• [TASK REQUIREMENTS]:
Extract each line from the entries below that has the string "мажорных" in it.

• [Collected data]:
=====
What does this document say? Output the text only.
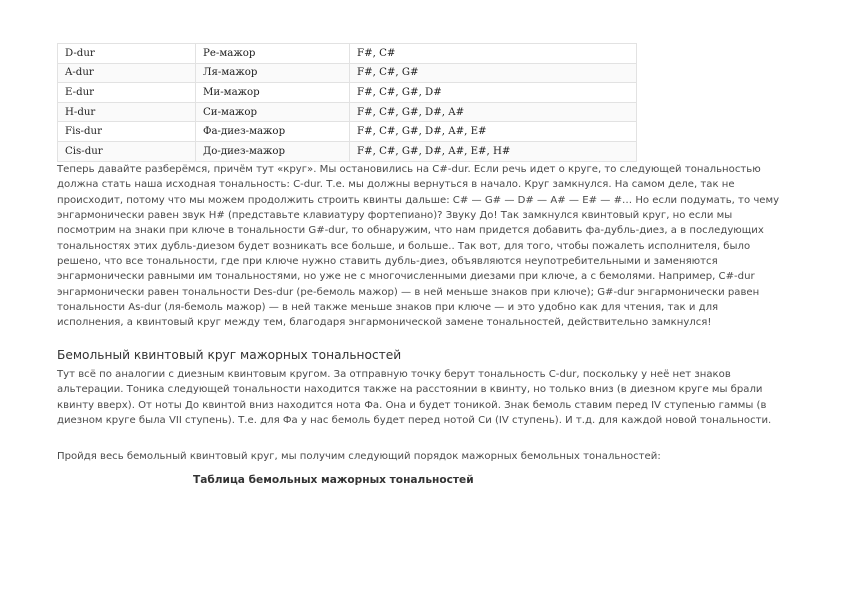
D-dur	Ре-мажор	F#, C#
A-dur	Ля-мажор	F#, C#, G#
E-dur	Ми-мажор	F#, C#, G#, D#
H-dur	Си-мажор	F#, C#, G#, D#, A#
Fis-dur	Фа-диез-мажор	F#, C#, G#, D#, A#, E#
Cis-dur	До-диез-мажор	F#, C#, G#, D#, A#, E#, H#

Теперь давайте разберёмся, причём тут «круг». Мы остановились на C#-dur. Если речь идет о круге, то следующей тональностью должна стать наша исходная тональность: C-dur. Т.е. мы должны вернуться в начало. Круг замкнулся. На самом деле, так не происходит, потому что мы можем продолжить строить квинты дальше: C# — G# — D# — A# — E# — #… Но если подумать, то чему энгармонически равен звук H# (представьте клавиатуру фортепиано)? Звуку До! Так замкнулся квинтовый круг, но если мы посмотрим на знаки при ключе в тональности G#-dur, то обнаружим, что нам придется добавить фа-дубль-диез, а в последующих тональностях этих дубль-диезом будет возникать все больше, и больше.. Так вот, для того, чтобы пожалеть исполнителя, было решено, что все тональности, где при ключе нужно ставить дубль-диез, объявляются неупотребительными и заменяются энгармонически равными им тональностями, но уже не с многочисленными диезами при ключе, а с бемолями. Например, C#-dur энгармонически равен тональности Des-dur (ре-бемоль мажор) — в ней меньше знаков при ключе); G#-dur энгармонически равен тональности As-dur (ля-бемоль мажор) — в ней также меньше знаков при ключе — и это удобно как для чтения, так и для исполнения, а квинтовый круг между тем, благодаря энгармонической замене тональностей, действительно замкнулся!

Бемольный квинтовый круг мажорных тональностей

Тут всё по аналогии с диезным квинтовым кругом. За отправную точку берут тональность C-dur, поскольку у неё нет знаков альтерации. Тоника следующей тональности находится также на расстоянии в квинту, но только вниз (в диезном круге мы брали квинту вверх). От ноты До квинтой вниз находится нота Фа. Она и будет тоникой. Знак бемоль ставим перед IV ступенью гаммы (в диезном круге была VII ступень). Т.е. для Фа у нас бемоль будет перед нотой Си (IV ступень). И т.д. для каждой новой тональности.

Пройдя весь бемольный квинтовый круг, мы получим следующий порядок мажорных бемольных тональностей:

Таблица бемольных мажорных тональностей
=====
• [RESULT OF THIS TASK]:
Бемольный квинтовый круг мажорных тональностей
Пройдя весь бемольный квинтовый круг, мы получим следующий порядок мажорных бемольных тональностей:
Таблица бемольных мажорных тональностей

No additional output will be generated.